— Begin —

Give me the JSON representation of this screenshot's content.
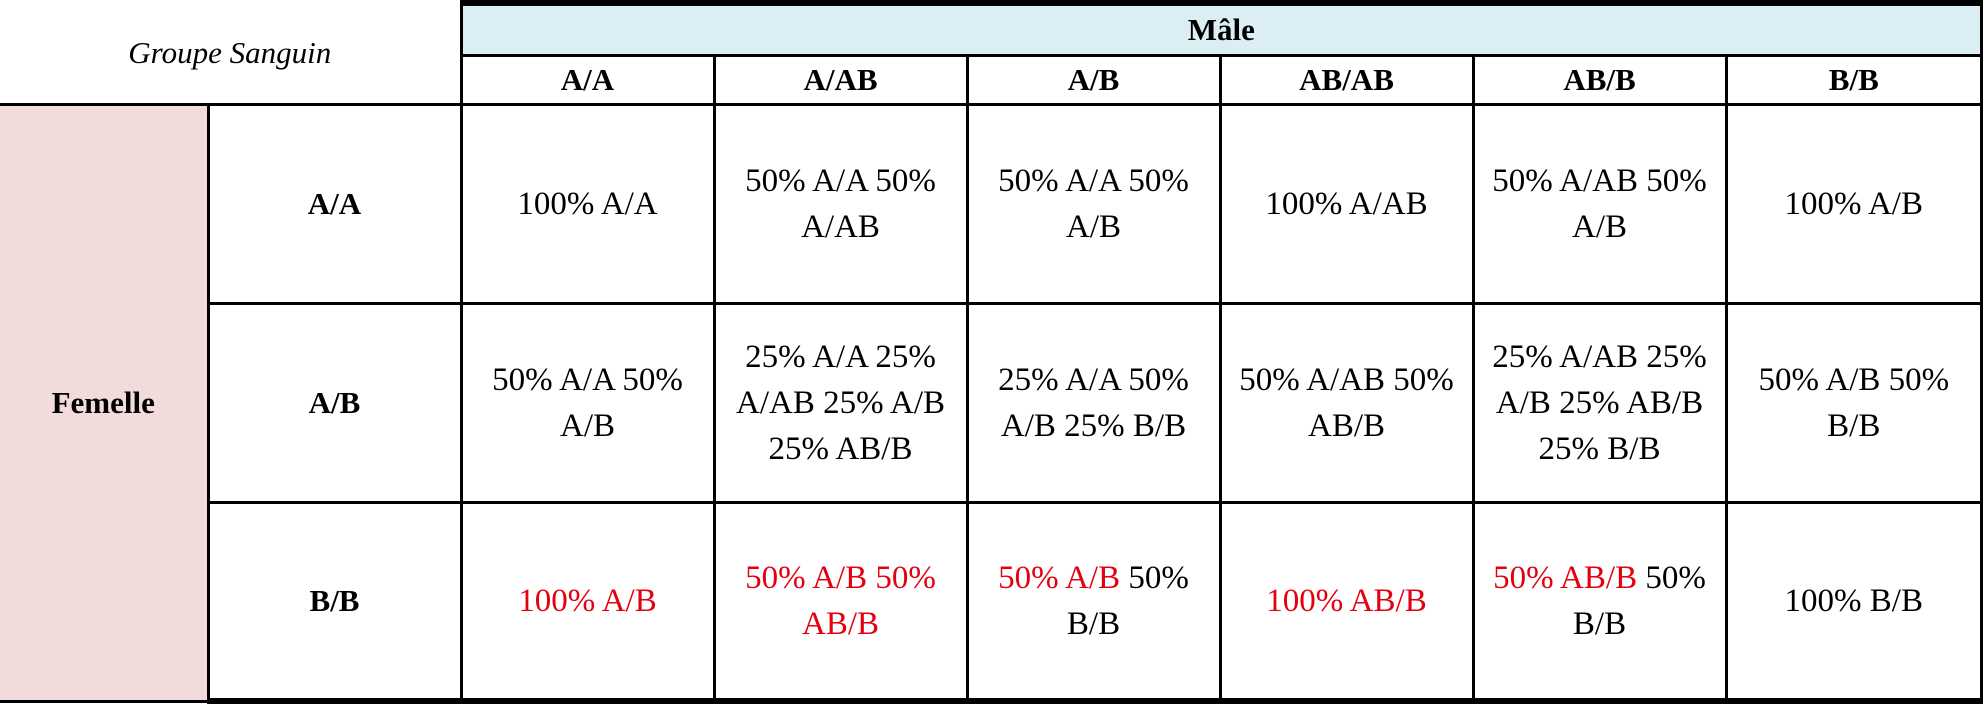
{
  "table": {
    "corner_label": "Groupe Sanguin",
    "male_label": "Mâle",
    "female_label": "Femelle",
    "columns": [
      "A/A",
      "A/AB",
      "A/B",
      "AB/AB",
      "AB/B",
      "B/B"
    ],
    "rows": [
      {
        "label": "A/A",
        "cells": [
          {
            "red": "",
            "black": "100% A/A"
          },
          {
            "red": "",
            "black": "50% A/A   50% A/AB"
          },
          {
            "red": "",
            "black": "50% A/A  50% A/B"
          },
          {
            "red": "",
            "black": "100% A/AB"
          },
          {
            "red": "",
            "black": "50% A/AB 50% A/B"
          },
          {
            "red": "",
            "black": "100% A/B"
          }
        ]
      },
      {
        "label": "A/B",
        "cells": [
          {
            "red": "",
            "black": "50% A/A 50% A/B"
          },
          {
            "red": "",
            "black": "25% A/A 25% A/AB 25%  A/B 25% AB/B"
          },
          {
            "red": "",
            "black": "25% A/A 50% A/B 25% B/B"
          },
          {
            "red": "",
            "black": "50% A/AB 50% AB/B"
          },
          {
            "red": "",
            "black": "25% A/AB 25% A/B 25% AB/B 25% B/B"
          },
          {
            "red": "",
            "black": "50% A/B 50% B/B"
          }
        ]
      },
      {
        "label": "B/B",
        "cells": [
          {
            "red": "100% A/B",
            "black": ""
          },
          {
            "red": "50% A/B 50% AB/B",
            "black": ""
          },
          {
            "red": "50% A/B",
            "black": " 50% B/B"
          },
          {
            "red": "100% AB/B",
            "black": ""
          },
          {
            "red": "50% AB/B",
            "black": " 50% B/B"
          },
          {
            "red": "",
            "black": "100% B/B"
          }
        ]
      }
    ],
    "colors": {
      "male_header_bg": "#daeef3",
      "female_label_bg": "#f2dcdb",
      "highlight_text": "#e3000f"
    }
  }
}
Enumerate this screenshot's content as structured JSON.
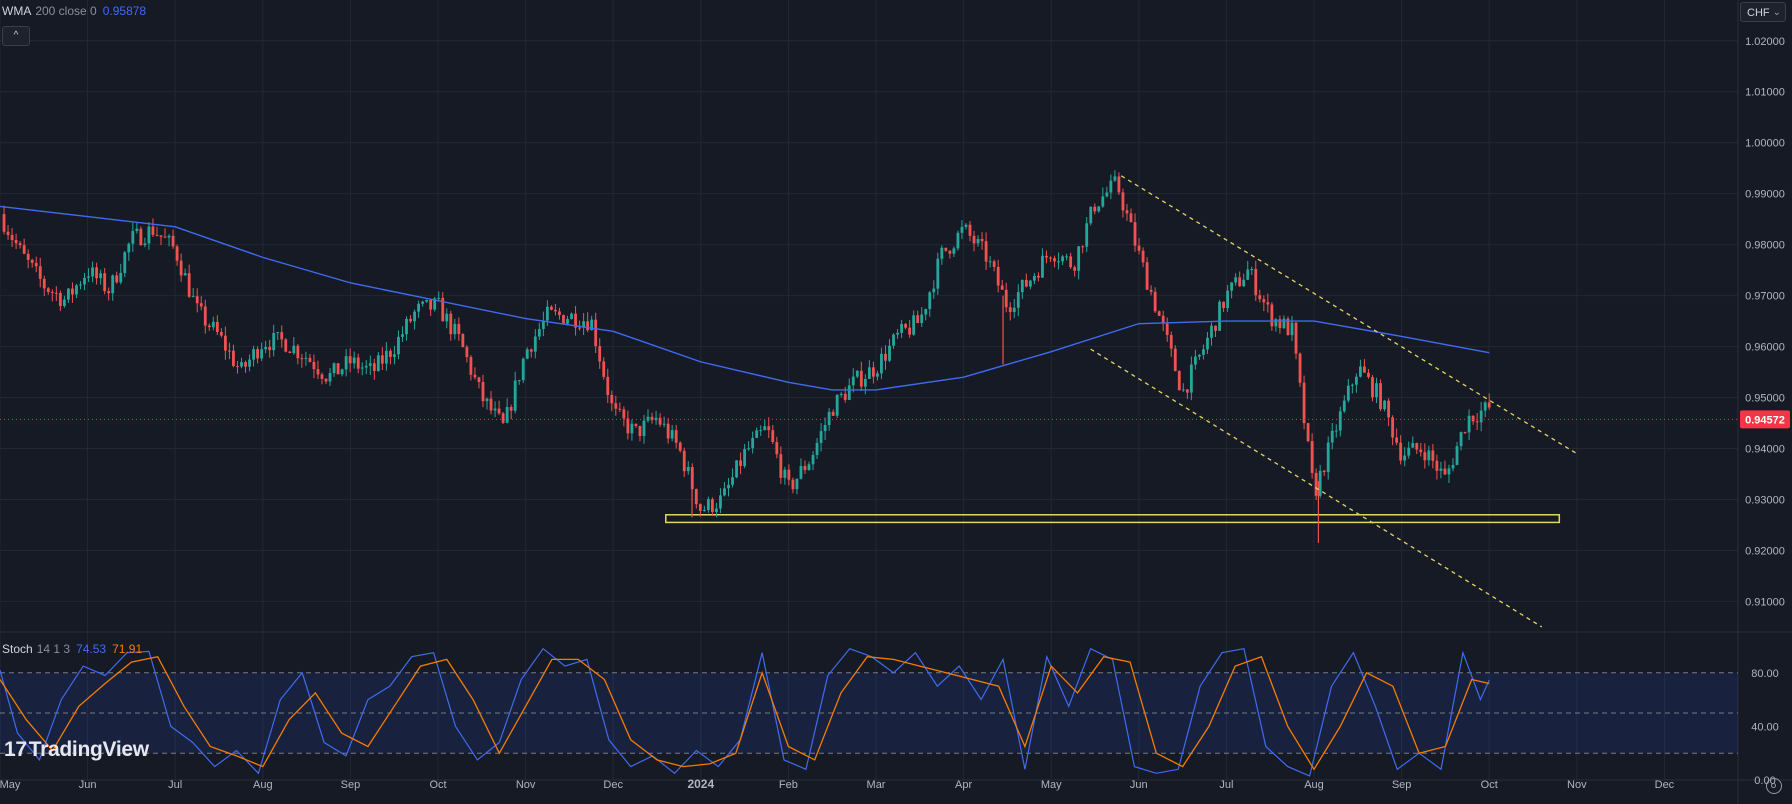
{
  "main_legend": {
    "name": "WMA",
    "params": "200 close 0",
    "value": "0.95878"
  },
  "stoch_legend": {
    "name": "Stoch",
    "params": "14 1 3",
    "k_value": "74.53",
    "d_value": "71.91"
  },
  "currency": {
    "label": "CHF"
  },
  "collapse_button": {
    "label": "^"
  },
  "brand": {
    "text": "TradingView",
    "mark": "17"
  },
  "colors": {
    "background": "#161a25",
    "up": "#26a69a",
    "down": "#ef5350",
    "wma": "#3f6bf0",
    "stoch_k": "#3f6bf0",
    "stoch_d": "#f57c00",
    "trend": "#e3d663",
    "support": "#e3d663",
    "price_tag": "#f23645"
  },
  "chart_data": {
    "type": "candlestick",
    "price_axis": {
      "ylim": [
        0.904,
        1.028
      ],
      "ticks": [
        "1.02000",
        "1.01000",
        "1.00000",
        "0.99000",
        "0.98000",
        "0.97000",
        "0.96000",
        "0.95000",
        "0.94000",
        "0.93000",
        "0.92000",
        "0.91000"
      ]
    },
    "time_axis": {
      "labels": [
        {
          "text": "May",
          "t": 0
        },
        {
          "text": "Jun",
          "t": 1
        },
        {
          "text": "Jul",
          "t": 2
        },
        {
          "text": "Aug",
          "t": 3
        },
        {
          "text": "Sep",
          "t": 4
        },
        {
          "text": "Oct",
          "t": 5
        },
        {
          "text": "Nov",
          "t": 6
        },
        {
          "text": "Dec",
          "t": 7
        },
        {
          "text": "2024",
          "t": 8
        },
        {
          "text": "Feb",
          "t": 9
        },
        {
          "text": "Mar",
          "t": 10
        },
        {
          "text": "Apr",
          "t": 11
        },
        {
          "text": "May",
          "t": 12
        },
        {
          "text": "Jun",
          "t": 13
        },
        {
          "text": "Jul",
          "t": 14
        },
        {
          "text": "Aug",
          "t": 15
        },
        {
          "text": "Sep",
          "t": 16
        },
        {
          "text": "Oct",
          "t": 17
        },
        {
          "text": "Nov",
          "t": 18
        },
        {
          "text": "Dec",
          "t": 19
        }
      ],
      "xlim": [
        0,
        19.84
      ]
    },
    "close_path": [
      [
        0,
        0.986
      ],
      [
        0.25,
        0.978
      ],
      [
        0.5,
        0.972
      ],
      [
        0.75,
        0.969
      ],
      [
        1.0,
        0.975
      ],
      [
        1.25,
        0.971
      ],
      [
        1.5,
        0.981
      ],
      [
        1.75,
        0.983
      ],
      [
        2.0,
        0.979
      ],
      [
        2.25,
        0.967
      ],
      [
        2.5,
        0.962
      ],
      [
        2.75,
        0.955
      ],
      [
        3.0,
        0.961
      ],
      [
        3.25,
        0.961
      ],
      [
        3.5,
        0.958
      ],
      [
        3.75,
        0.954
      ],
      [
        4.0,
        0.957
      ],
      [
        4.25,
        0.955
      ],
      [
        4.5,
        0.96
      ],
      [
        4.75,
        0.967
      ],
      [
        5.0,
        0.968
      ],
      [
        5.25,
        0.961
      ],
      [
        5.5,
        0.95
      ],
      [
        5.75,
        0.944
      ],
      [
        6.0,
        0.959
      ],
      [
        6.25,
        0.966
      ],
      [
        6.5,
        0.966
      ],
      [
        6.75,
        0.965
      ],
      [
        7.0,
        0.947
      ],
      [
        7.25,
        0.943
      ],
      [
        7.5,
        0.946
      ],
      [
        7.75,
        0.94
      ],
      [
        8.0,
        0.928
      ],
      [
        8.25,
        0.93
      ],
      [
        8.5,
        0.939
      ],
      [
        8.75,
        0.944
      ],
      [
        9.0,
        0.932
      ],
      [
        9.25,
        0.938
      ],
      [
        9.5,
        0.948
      ],
      [
        9.75,
        0.953
      ],
      [
        10.0,
        0.956
      ],
      [
        10.25,
        0.962
      ],
      [
        10.5,
        0.965
      ],
      [
        10.75,
        0.978
      ],
      [
        11.0,
        0.983
      ],
      [
        11.25,
        0.978
      ],
      [
        11.5,
        0.968
      ],
      [
        11.75,
        0.973
      ],
      [
        12.0,
        0.979
      ],
      [
        12.25,
        0.976
      ],
      [
        12.5,
        0.988
      ],
      [
        12.75,
        0.992
      ],
      [
        13.0,
        0.978
      ],
      [
        13.25,
        0.965
      ],
      [
        13.5,
        0.951
      ],
      [
        13.75,
        0.96
      ],
      [
        14.0,
        0.97
      ],
      [
        14.25,
        0.975
      ],
      [
        14.5,
        0.966
      ],
      [
        14.75,
        0.963
      ],
      [
        15.0,
        0.931
      ],
      [
        15.25,
        0.944
      ],
      [
        15.5,
        0.956
      ],
      [
        15.75,
        0.95
      ],
      [
        16.0,
        0.939
      ],
      [
        16.25,
        0.94
      ],
      [
        16.5,
        0.934
      ],
      [
        16.75,
        0.946
      ],
      [
        17.0,
        0.948
      ]
    ],
    "low_wicks": [
      {
        "t": 7.9,
        "low": 0.9265
      },
      {
        "t": 11.45,
        "low": 0.9565
      },
      {
        "t": 15.05,
        "low": 0.9215
      }
    ],
    "wma_line": [
      [
        0,
        0.9875
      ],
      [
        1,
        0.9855
      ],
      [
        2,
        0.9835
      ],
      [
        3,
        0.9775
      ],
      [
        4,
        0.9725
      ],
      [
        5,
        0.969
      ],
      [
        6,
        0.9655
      ],
      [
        7,
        0.963
      ],
      [
        8,
        0.957
      ],
      [
        9,
        0.953
      ],
      [
        9.5,
        0.9515
      ],
      [
        10,
        0.9515
      ],
      [
        11,
        0.954
      ],
      [
        12,
        0.959
      ],
      [
        13,
        0.9645
      ],
      [
        14,
        0.965
      ],
      [
        15,
        0.965
      ],
      [
        16,
        0.962
      ],
      [
        17,
        0.9588
      ]
    ],
    "last_price": "0.94572",
    "trendlines": [
      {
        "from": [
          12.8,
          0.9935
        ],
        "to": [
          18.0,
          0.939
        ]
      },
      {
        "from": [
          12.45,
          0.9595
        ],
        "to": [
          17.6,
          0.905
        ]
      }
    ],
    "support_zone": {
      "t0": 7.6,
      "t1": 17.8,
      "y_low": 0.9255,
      "y_high": 0.927
    },
    "stochastic": {
      "ylim": [
        0,
        100
      ],
      "ticks": [
        "80.00",
        "40.00",
        "0.00"
      ],
      "levels": [
        80,
        50,
        20
      ],
      "d_line": [
        [
          0,
          75
        ],
        [
          0.3,
          45
        ],
        [
          0.6,
          22
        ],
        [
          0.9,
          55
        ],
        [
          1.2,
          72
        ],
        [
          1.5,
          88
        ],
        [
          1.8,
          92
        ],
        [
          2.1,
          55
        ],
        [
          2.4,
          25
        ],
        [
          2.7,
          18
        ],
        [
          3.0,
          10
        ],
        [
          3.3,
          45
        ],
        [
          3.6,
          65
        ],
        [
          3.9,
          35
        ],
        [
          4.2,
          25
        ],
        [
          4.5,
          55
        ],
        [
          4.8,
          85
        ],
        [
          5.1,
          90
        ],
        [
          5.4,
          60
        ],
        [
          5.7,
          20
        ],
        [
          6.0,
          55
        ],
        [
          6.3,
          90
        ],
        [
          6.6,
          90
        ],
        [
          6.9,
          75
        ],
        [
          7.2,
          30
        ],
        [
          7.5,
          15
        ],
        [
          7.8,
          10
        ],
        [
          8.1,
          12
        ],
        [
          8.4,
          20
        ],
        [
          8.7,
          80
        ],
        [
          9.0,
          25
        ],
        [
          9.3,
          15
        ],
        [
          9.6,
          65
        ],
        [
          9.9,
          92
        ],
        [
          10.2,
          90
        ],
        [
          10.5,
          85
        ],
        [
          10.8,
          80
        ],
        [
          11.1,
          75
        ],
        [
          11.4,
          70
        ],
        [
          11.7,
          25
        ],
        [
          12.0,
          85
        ],
        [
          12.3,
          65
        ],
        [
          12.6,
          92
        ],
        [
          12.9,
          88
        ],
        [
          13.2,
          20
        ],
        [
          13.5,
          10
        ],
        [
          13.8,
          40
        ],
        [
          14.1,
          85
        ],
        [
          14.4,
          92
        ],
        [
          14.7,
          40
        ],
        [
          15.0,
          8
        ],
        [
          15.3,
          40
        ],
        [
          15.6,
          80
        ],
        [
          15.9,
          70
        ],
        [
          16.2,
          20
        ],
        [
          16.5,
          25
        ],
        [
          16.8,
          75
        ],
        [
          17.0,
          72
        ]
      ],
      "k_line": [
        [
          0,
          82
        ],
        [
          0.2,
          35
        ],
        [
          0.45,
          15
        ],
        [
          0.7,
          60
        ],
        [
          0.95,
          85
        ],
        [
          1.2,
          78
        ],
        [
          1.45,
          95
        ],
        [
          1.7,
          96
        ],
        [
          1.95,
          40
        ],
        [
          2.2,
          28
        ],
        [
          2.45,
          10
        ],
        [
          2.7,
          22
        ],
        [
          2.95,
          5
        ],
        [
          3.2,
          60
        ],
        [
          3.45,
          80
        ],
        [
          3.7,
          28
        ],
        [
          3.95,
          18
        ],
        [
          4.2,
          60
        ],
        [
          4.45,
          70
        ],
        [
          4.7,
          92
        ],
        [
          4.95,
          95
        ],
        [
          5.2,
          40
        ],
        [
          5.45,
          15
        ],
        [
          5.7,
          28
        ],
        [
          5.95,
          75
        ],
        [
          6.2,
          98
        ],
        [
          6.45,
          85
        ],
        [
          6.7,
          90
        ],
        [
          6.95,
          30
        ],
        [
          7.2,
          10
        ],
        [
          7.45,
          18
        ],
        [
          7.7,
          5
        ],
        [
          7.95,
          22
        ],
        [
          8.2,
          10
        ],
        [
          8.45,
          30
        ],
        [
          8.7,
          95
        ],
        [
          8.95,
          15
        ],
        [
          9.2,
          8
        ],
        [
          9.45,
          78
        ],
        [
          9.7,
          98
        ],
        [
          9.95,
          92
        ],
        [
          10.2,
          80
        ],
        [
          10.45,
          95
        ],
        [
          10.7,
          70
        ],
        [
          10.95,
          85
        ],
        [
          11.2,
          60
        ],
        [
          11.45,
          90
        ],
        [
          11.7,
          8
        ],
        [
          11.95,
          92
        ],
        [
          12.2,
          55
        ],
        [
          12.45,
          98
        ],
        [
          12.7,
          90
        ],
        [
          12.95,
          10
        ],
        [
          13.2,
          5
        ],
        [
          13.45,
          8
        ],
        [
          13.7,
          70
        ],
        [
          13.95,
          95
        ],
        [
          14.2,
          98
        ],
        [
          14.45,
          25
        ],
        [
          14.7,
          10
        ],
        [
          14.95,
          3
        ],
        [
          15.2,
          70
        ],
        [
          15.45,
          95
        ],
        [
          15.7,
          55
        ],
        [
          15.95,
          8
        ],
        [
          16.2,
          20
        ],
        [
          16.45,
          8
        ],
        [
          16.7,
          95
        ],
        [
          16.9,
          60
        ],
        [
          17.0,
          74.5
        ]
      ]
    }
  }
}
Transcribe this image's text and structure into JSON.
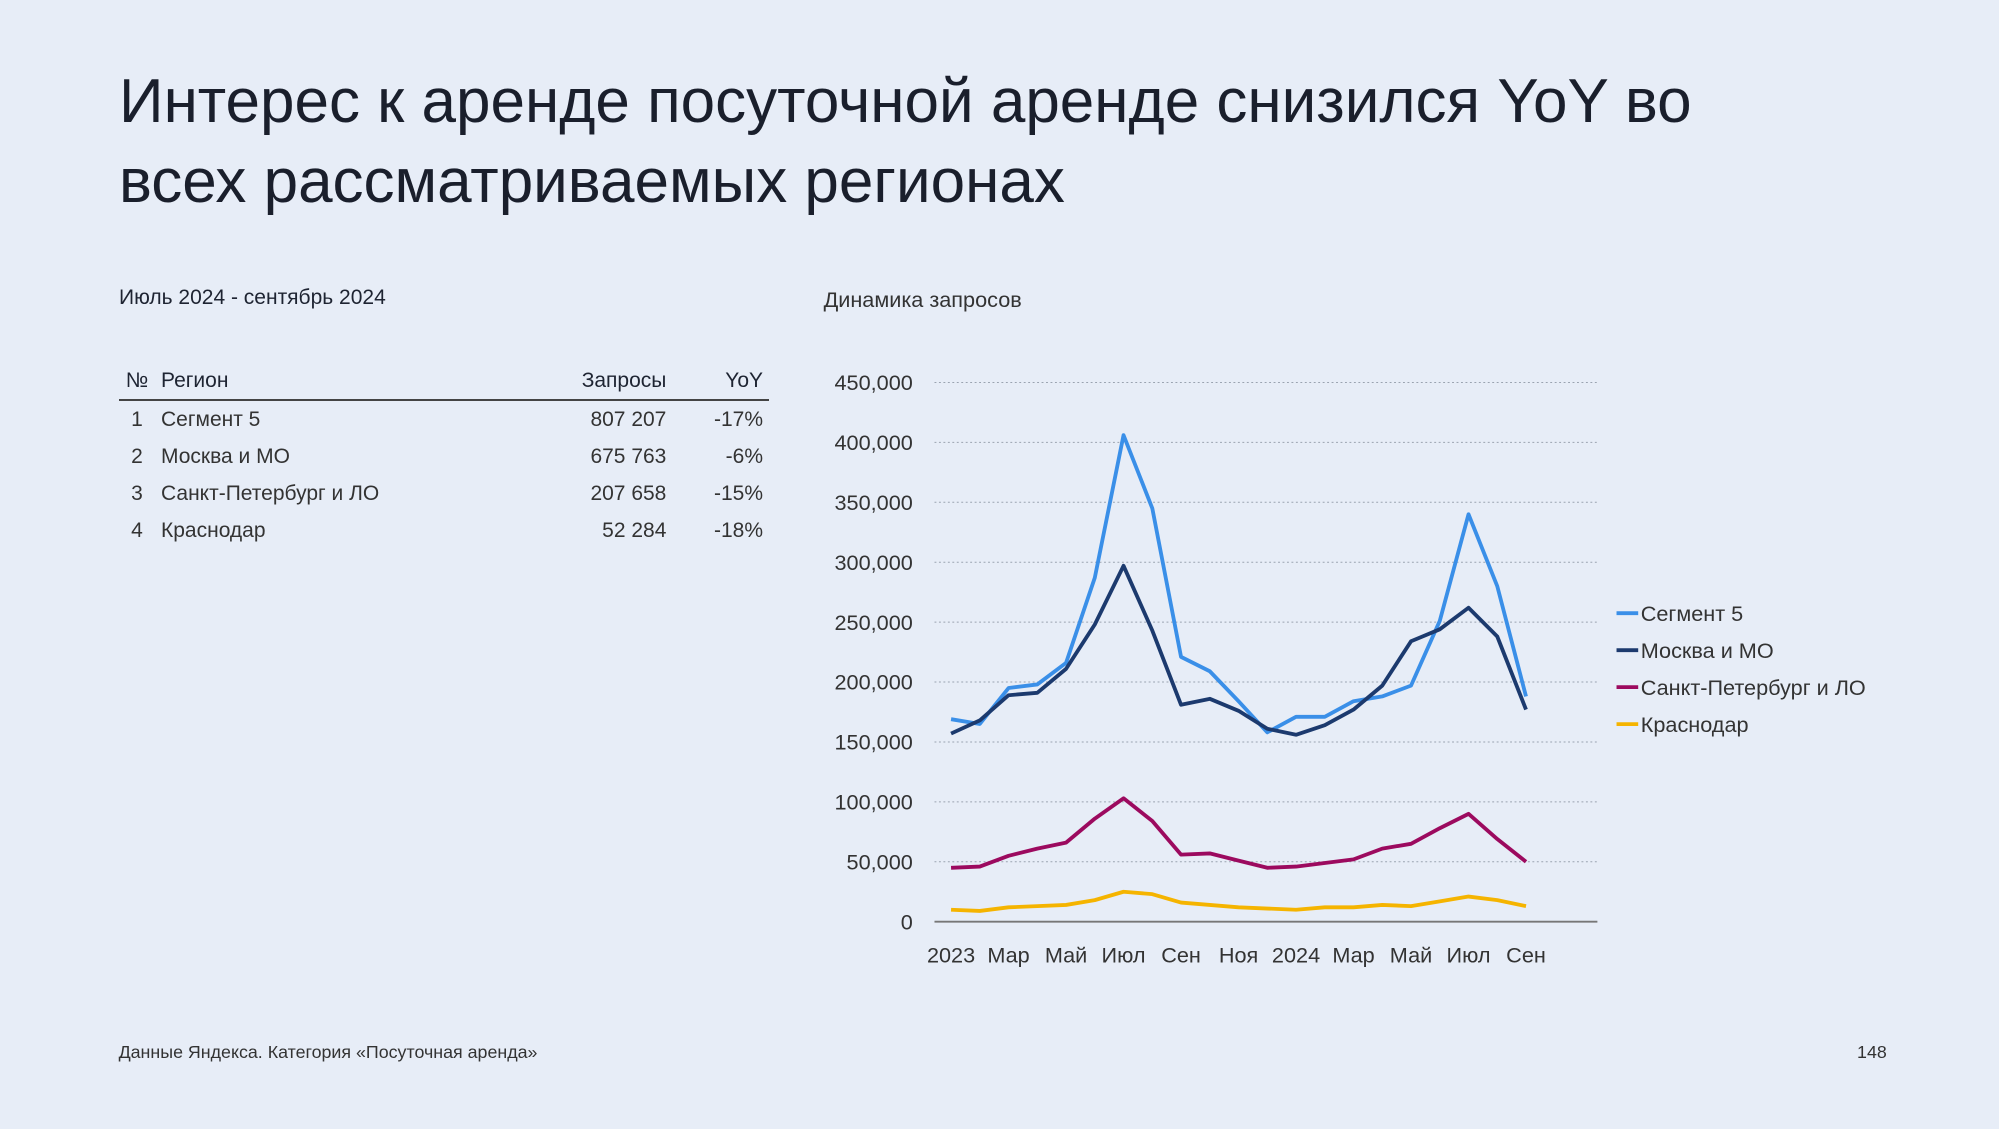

— End —

● EXERCISE DIRECTIONS
Look through the material above. Copy each line where the word "this" appears.

● THE SOLUTION
Give me the JSON representation of this screenshot's content.
Enumerate this screenshot's content as structured JSON.
Transcribe this image's text and structure into JSON.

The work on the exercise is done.